Make an exact copy of the entries below.

→ **DATASET EXTRACT**
****************************************
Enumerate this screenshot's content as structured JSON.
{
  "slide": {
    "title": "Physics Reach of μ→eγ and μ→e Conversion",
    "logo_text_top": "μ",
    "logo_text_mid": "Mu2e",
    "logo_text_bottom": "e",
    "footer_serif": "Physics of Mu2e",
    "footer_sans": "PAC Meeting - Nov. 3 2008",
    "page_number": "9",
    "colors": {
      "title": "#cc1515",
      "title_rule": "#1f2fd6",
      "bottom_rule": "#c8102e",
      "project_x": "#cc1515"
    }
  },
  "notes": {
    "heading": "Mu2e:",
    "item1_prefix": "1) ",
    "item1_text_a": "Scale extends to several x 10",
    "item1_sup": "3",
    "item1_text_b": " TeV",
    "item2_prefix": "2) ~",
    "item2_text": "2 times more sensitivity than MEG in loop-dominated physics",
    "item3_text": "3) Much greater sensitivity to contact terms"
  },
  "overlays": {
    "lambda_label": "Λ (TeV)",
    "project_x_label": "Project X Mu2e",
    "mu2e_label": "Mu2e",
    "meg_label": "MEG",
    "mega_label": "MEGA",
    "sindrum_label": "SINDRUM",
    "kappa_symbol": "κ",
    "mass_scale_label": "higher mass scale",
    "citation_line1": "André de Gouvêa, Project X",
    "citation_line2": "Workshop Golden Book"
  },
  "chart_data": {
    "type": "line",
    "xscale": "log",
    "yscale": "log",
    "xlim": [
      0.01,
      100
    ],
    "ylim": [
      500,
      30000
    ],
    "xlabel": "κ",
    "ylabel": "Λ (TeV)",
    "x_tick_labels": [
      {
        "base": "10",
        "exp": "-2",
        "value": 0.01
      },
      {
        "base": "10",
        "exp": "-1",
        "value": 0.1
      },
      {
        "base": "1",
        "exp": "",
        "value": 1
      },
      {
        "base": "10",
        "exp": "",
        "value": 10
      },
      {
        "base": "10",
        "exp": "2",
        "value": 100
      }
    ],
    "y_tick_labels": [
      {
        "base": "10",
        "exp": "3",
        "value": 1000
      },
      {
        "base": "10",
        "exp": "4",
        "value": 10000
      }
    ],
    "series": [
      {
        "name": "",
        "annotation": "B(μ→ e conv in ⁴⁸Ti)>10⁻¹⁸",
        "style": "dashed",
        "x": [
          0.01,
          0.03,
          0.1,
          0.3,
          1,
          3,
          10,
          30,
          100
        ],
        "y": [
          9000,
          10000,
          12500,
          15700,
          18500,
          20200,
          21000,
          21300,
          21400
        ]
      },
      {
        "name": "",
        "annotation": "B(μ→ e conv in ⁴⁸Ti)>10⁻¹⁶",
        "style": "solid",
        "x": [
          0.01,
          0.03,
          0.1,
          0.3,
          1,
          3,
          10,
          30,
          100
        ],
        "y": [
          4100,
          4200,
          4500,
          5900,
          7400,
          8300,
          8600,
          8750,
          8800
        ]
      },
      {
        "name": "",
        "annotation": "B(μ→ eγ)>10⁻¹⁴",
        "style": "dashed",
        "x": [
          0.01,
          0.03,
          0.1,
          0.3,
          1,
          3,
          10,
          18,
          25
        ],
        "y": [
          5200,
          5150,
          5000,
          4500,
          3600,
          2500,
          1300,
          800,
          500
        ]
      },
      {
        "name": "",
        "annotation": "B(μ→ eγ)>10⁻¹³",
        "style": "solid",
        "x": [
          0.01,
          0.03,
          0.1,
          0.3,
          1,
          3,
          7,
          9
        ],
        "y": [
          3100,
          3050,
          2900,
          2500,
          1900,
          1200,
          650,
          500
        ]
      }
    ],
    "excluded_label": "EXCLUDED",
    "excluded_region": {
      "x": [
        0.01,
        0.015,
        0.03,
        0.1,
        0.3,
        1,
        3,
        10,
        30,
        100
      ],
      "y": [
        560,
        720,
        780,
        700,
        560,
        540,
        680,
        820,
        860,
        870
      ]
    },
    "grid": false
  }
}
****************************************
→ **RESPONSE TO THIS EXERCISE**
Enumerate this screenshot's content as structured JSON.
{
  "slide": {
    "title": "Physics Reach of μ→eγ and μ→e Conversion",
    "logo_text_top": "μ",
    "logo_text_mid": "Mu2e",
    "logo_text_bottom": "e",
    "footer_serif": "Physics of Mu2e",
    "footer_sans": "PAC Meeting - Nov. 3 2008",
    "page_number": "9",
    "colors": {
      "title": "#cc1515",
      "title_rule": "#1f2fd6",
      "bottom_rule": "#c8102e",
      "project_x": "#cc1515"
    }
  },
  "notes": {
    "heading": "Mu2e:",
    "item1_prefix": "1) ",
    "item1_text_a": "Scale extends to several x 10",
    "item1_sup": "3",
    "item1_text_b": " TeV",
    "item2_prefix": "2) ~",
    "item2_text": "2 times more sensitivity than MEG in loop-dominated physics",
    "item3_text": "3) Much greater sensitivity to contact terms"
  },
  "overlays": {
    "lambda_label": "Λ (TeV)",
    "project_x_label": "Project X Mu2e",
    "mu2e_label": "Mu2e",
    "meg_label": "MEG",
    "mega_label": "MEGA",
    "sindrum_label": "SINDRUM",
    "kappa_symbol": "κ",
    "mass_scale_label": "higher mass scale",
    "citation_line1": "André de Gouvêa, Project X",
    "citation_line2": "Workshop Golden Book"
  },
  "chart_data": {
    "type": "line",
    "xscale": "log",
    "yscale": "log",
    "xlim": [
      0.01,
      100
    ],
    "ylim": [
      500,
      30000
    ],
    "xlabel": "κ",
    "ylabel": "Λ (TeV)",
    "x_tick_labels": [
      {
        "base": "10",
        "exp": "-2",
        "value": 0.01
      },
      {
        "base": "10",
        "exp": "-1",
        "value": 0.1
      },
      {
        "base": "1",
        "exp": "",
        "value": 1
      },
      {
        "base": "10",
        "exp": "",
        "value": 10
      },
      {
        "base": "10",
        "exp": "2",
        "value": 100
      }
    ],
    "y_tick_labels": [
      {
        "base": "10",
        "exp": "3",
        "value": 1000
      },
      {
        "base": "10",
        "exp": "4",
        "value": 10000
      }
    ],
    "series": [
      {
        "name": "",
        "annotation": "B(μ→ e conv in ⁴⁸Ti)>10⁻¹⁸",
        "style": "dashed",
        "x": [
          0.01,
          0.03,
          0.1,
          0.3,
          1,
          3,
          10,
          30,
          100
        ],
        "y": [
          9000,
          10000,
          12500,
          15700,
          18500,
          20200,
          21000,
          21300,
          21400
        ]
      },
      {
        "name": "",
        "annotation": "B(μ→ e conv in ⁴⁸Ti)>10⁻¹⁶",
        "style": "solid",
        "x": [
          0.01,
          0.03,
          0.1,
          0.3,
          1,
          3,
          10,
          30,
          100
        ],
        "y": [
          4100,
          4200,
          4500,
          5900,
          7400,
          8300,
          8600,
          8750,
          8800
        ]
      },
      {
        "name": "",
        "annotation": "B(μ→ eγ)>10⁻¹⁴",
        "style": "dashed",
        "x": [
          0.01,
          0.03,
          0.1,
          0.3,
          1,
          3,
          10,
          18,
          25
        ],
        "y": [
          5200,
          5150,
          5000,
          4500,
          3600,
          2500,
          1300,
          800,
          500
        ]
      },
      {
        "name": "",
        "annotation": "B(μ→ eγ)>10⁻¹³",
        "style": "solid",
        "x": [
          0.01,
          0.03,
          0.1,
          0.3,
          1,
          3,
          7,
          9
        ],
        "y": [
          3100,
          3050,
          2900,
          2500,
          1900,
          1200,
          650,
          500
        ]
      }
    ],
    "excluded_label": "EXCLUDED",
    "excluded_region": {
      "x": [
        0.01,
        0.015,
        0.03,
        0.1,
        0.3,
        1,
        3,
        10,
        30,
        100
      ],
      "y": [
        560,
        720,
        780,
        700,
        560,
        540,
        680,
        820,
        860,
        870
      ]
    },
    "grid": false
  }
}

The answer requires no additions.